• GIVEN TASK: Print the data exactly, leaving nothing out.

• EXTRACTED MATERIAL:
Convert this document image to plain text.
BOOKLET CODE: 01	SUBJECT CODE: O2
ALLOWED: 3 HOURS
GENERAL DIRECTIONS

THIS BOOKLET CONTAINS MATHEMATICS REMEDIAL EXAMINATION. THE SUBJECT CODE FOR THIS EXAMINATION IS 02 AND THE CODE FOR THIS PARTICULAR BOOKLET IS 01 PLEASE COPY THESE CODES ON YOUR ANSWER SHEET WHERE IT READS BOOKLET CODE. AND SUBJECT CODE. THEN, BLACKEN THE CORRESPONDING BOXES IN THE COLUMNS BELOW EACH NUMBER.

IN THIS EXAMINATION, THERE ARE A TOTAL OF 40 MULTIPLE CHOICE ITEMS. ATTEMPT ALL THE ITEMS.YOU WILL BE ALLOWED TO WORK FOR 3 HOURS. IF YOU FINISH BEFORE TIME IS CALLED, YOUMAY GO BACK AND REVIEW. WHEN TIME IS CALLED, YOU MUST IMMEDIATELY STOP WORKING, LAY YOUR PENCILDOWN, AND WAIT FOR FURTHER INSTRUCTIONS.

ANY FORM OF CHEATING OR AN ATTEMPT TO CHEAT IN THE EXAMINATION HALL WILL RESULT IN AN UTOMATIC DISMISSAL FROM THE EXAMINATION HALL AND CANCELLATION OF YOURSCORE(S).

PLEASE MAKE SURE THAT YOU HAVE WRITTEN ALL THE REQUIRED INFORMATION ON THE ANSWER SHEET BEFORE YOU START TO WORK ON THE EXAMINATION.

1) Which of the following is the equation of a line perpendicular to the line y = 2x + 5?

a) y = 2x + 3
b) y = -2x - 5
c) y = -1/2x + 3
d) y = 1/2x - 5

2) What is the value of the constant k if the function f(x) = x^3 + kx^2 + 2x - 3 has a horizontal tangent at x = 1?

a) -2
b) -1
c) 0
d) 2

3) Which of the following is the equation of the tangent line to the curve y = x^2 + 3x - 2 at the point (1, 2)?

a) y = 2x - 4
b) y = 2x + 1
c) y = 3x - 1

• WRITTEN ANSWER:
Convert this document image to plain text.
BOOKLET CODE: 01	SUBJECT CODE: O2
ALLOWED: 3 HOURS
GENERAL DIRECTIONS

THIS BOOKLET CONTAINS MATHEMATICS REMEDIAL EXAMINATION. THE SUBJECT CODE FOR THIS EXAMINATION IS 02 AND THE CODE FOR THIS PARTICULAR BOOKLET IS 01 PLEASE COPY THESE CODES ON YOUR ANSWER SHEET WHERE IT READS BOOKLET CODE. AND SUBJECT CODE. THEN, BLACKEN THE CORRESPONDING BOXES IN THE COLUMNS BELOW EACH NUMBER.

IN THIS EXAMINATION, THERE ARE A TOTAL OF 40 MULTIPLE CHOICE ITEMS. ATTEMPT ALL THE ITEMS.YOU WILL BE ALLOWED TO WORK FOR 3 HOURS. IF YOU FINISH BEFORE TIME IS CALLED, YOUMAY GO BACK AND REVIEW. WHEN TIME IS CALLED, YOU MUST IMMEDIATELY STOP WORKING, LAY YOUR PENCILDOWN, AND WAIT FOR FURTHER INSTRUCTIONS.

ANY FORM OF CHEATING OR AN ATTEMPT TO CHEAT IN THE EXAMINATION HALL WILL RESULT IN AN UTOMATIC DISMISSAL FROM THE EXAMINATION HALL AND CANCELLATION OF YOURSCORE(S).

PLEASE MAKE SURE THAT YOU HAVE WRITTEN ALL THE REQUIRED INFORMATION ON THE ANSWER SHEET BEFORE YOU START TO WORK ON THE EXAMINATION.

1) Which of the following is the equation of a line perpendicular to the line y = 2x + 5?

a) y = 2x + 3
b) y = -2x - 5
c) y = -1/2x + 3
d) y = 1/2x - 5

2) What is the value of the constant k if the function f(x) = x^3 + kx^2 + 2x - 3 has a horizontal tangent at x = 1?

a) -2
b) -1
c) 0
d) 2

3) Which of the following is the equation of the tangent line to the curve y = x^2 + 3x - 2 at the point (1, 2)?

a) y = 2x - 4
b) y = 2x + 1
c) y = 3x - 1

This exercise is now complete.